LIST OF TASKS:
**A.** In two sentences, sum up the passage on Thomas' cricket career.
**B.** According to the passage on Thomas' cricket career, which team did he play for in the Standard Bank Pro20 Series?
**C.** Continue the passage on Thomas' cricket career from its last sentence.

He moved to Northerns for the start of the 2003/04 season and had immediate success with 36 wickets in his eight SuperSport Series matches. His debut for the club, in which he took three wickets and three catches during Western Province's first innings to help restrict them to 173, was overshadowed by future Somerset teammate Charl Willoughby, who took 7/56 & 4/56 to earn himself man of the match. In the Standard Bank Cup, Thomas' 17 wickets helped the club finish third in the league, which saw them qualify for the semi-finals. The 2003/04 season also saw the introduction of Twenty20 cricket in South Africa in the form of the Standard Bank Pro20 Series. Thomas represented Titans, a re-branded team merging Northerns and Easterns. He finished the Pro20 season with five wickets from six matches, including three vital dismissals in the group match against Eagles, when he claimed the wickets of Eagles' top three batsmen in his first two overs, helping to lead his team to a 90 run victory.

Since then he has constantly represented South Africa A and was part of the Test tour to India, standing in for an injured André Nel.

He has represented South Africa in a Twenty20 International, taking 3/25

===English county career===
In August 2007, Thomas signed as Warwickshire's fourth overseas player of the season, playing nine matches for them through August and September. The following summer, he signed for Somerset under the Kolpak ruling. At the end of the 2015 season, it was announced that Thomas' contract with Somerset would not be renewed.

[Page segmentation data]
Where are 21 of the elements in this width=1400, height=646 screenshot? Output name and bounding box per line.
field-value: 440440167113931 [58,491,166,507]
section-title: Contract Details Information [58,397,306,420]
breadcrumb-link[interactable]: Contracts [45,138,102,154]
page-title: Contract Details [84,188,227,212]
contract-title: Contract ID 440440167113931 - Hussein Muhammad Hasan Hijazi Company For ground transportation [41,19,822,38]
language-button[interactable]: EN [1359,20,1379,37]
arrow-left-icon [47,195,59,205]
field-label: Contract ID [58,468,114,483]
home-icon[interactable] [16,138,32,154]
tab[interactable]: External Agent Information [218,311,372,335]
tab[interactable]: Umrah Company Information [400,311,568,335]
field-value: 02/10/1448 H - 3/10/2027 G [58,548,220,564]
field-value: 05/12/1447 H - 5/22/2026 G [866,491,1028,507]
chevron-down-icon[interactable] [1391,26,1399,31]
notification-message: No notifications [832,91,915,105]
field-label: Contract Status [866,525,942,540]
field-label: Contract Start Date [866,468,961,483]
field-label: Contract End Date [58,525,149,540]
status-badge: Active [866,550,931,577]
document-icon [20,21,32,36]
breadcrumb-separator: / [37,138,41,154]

ANSWERS FOR THIS EXERCISE:
**A.** Thomas joined Northerns for the 2003/04 season, taking 36 wickets in eight SuperSport Series matches and 17 in the Standard Bank Cup, and played for Titans in the first Standard Bank Pro20 Series. In England he played for Warwickshire in 2007 and then signed for Somerset under the Kolpak ruling, where his contract was not renewed at the end of the 2015 season.

**B.** Titans, a re-branded team merging Northerns and Easterns.

**C.**
====2009 Champions League Twenty20====
In their first match of the 2009 Champions League Twenty20, Thomas played a good lower-middle order innings to guide Somerset to a victory over Deccan Chargers. When Thomas came in, Somerset required 55 runs off the remaining 37 balls of the match. A record eighth wicket partnership for the club meant that when James Hildreth lost his wicket from the first ball of the final over, Somerset needed five runs off as many balls. The following ball resulted in no score, and then the wicket of number ten Max Waller. This wicket allowed Thomas on strike, and he struck a boundary off the fourth ball of the over, and then after a near run out involving number eleven Charl Willoughby, Thomas hit another four from the final ball to grant Somerset the win.

===Australian domestic cricket===
Thomas was signed to the Adelaide Strikers for the inaugural 2011–12 season of the Big Bash League, as one of the franchise's two international players. He played in all of Adelaide's seven matches in the tournament (one of three players to do so), taking five wickets at an average of 35.40. His best bowling figures during the tournament, 3/24, were taken in a loss to the Sydney Sixers at the Adelaide Oval. Thomas did not re-sign with Adelaide for the 2012–13 season, instead signing with the Perth Scorchers as a replacement for Albie Morkel, who had not received a clearance from Cricket South Africa. In eight matches during the tournament, he took twelve wickets at an average of 14.91, leading Perth's wicket-taking and finishing fourth in the competition's wicket-taking, behind Ben Laughlin (14 wickets), Lasith Malinga, and Ben Cutting (both 13 wickets). Thomas' best figures, 4/8, were taken in the game against the Melbourne Renegades at the WACA Ground, which are also his best in all Twenty20 matches.

==Coaching career==
In February 2018, Thomas was appointed bowling coach for the West Indies.

In February 2019, Thomas was appointed bowling coach for Hampshire.

Between 2016 and 2019 he was the cricket development lead and coach at the public school Downside School.

He was appointed head coach of Leicestershire County Cricket Club in November 2023.